» **INSTRUCTIONS FOR THE TASK**
In the listing below, identify each line with the word "image" and return those lines.

+-------+

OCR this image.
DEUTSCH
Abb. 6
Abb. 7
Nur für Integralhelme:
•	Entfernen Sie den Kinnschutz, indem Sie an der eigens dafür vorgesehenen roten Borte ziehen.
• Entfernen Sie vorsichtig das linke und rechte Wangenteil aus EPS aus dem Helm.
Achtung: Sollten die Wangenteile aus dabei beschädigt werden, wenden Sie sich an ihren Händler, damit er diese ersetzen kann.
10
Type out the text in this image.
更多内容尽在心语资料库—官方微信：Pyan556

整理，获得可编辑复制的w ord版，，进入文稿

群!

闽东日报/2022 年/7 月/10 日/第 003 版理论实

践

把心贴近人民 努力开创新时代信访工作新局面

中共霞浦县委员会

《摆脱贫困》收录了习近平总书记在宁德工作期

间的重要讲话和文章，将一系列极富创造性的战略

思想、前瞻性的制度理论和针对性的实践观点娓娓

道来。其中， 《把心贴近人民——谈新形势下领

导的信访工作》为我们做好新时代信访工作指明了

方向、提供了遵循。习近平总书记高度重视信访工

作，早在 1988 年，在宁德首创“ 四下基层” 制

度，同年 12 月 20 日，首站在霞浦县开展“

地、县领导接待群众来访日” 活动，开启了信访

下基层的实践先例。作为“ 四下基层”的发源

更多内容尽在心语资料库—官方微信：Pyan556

+-------+

» **WRITTEN SOLUTION**
OCR this image.
Type out the text in this image.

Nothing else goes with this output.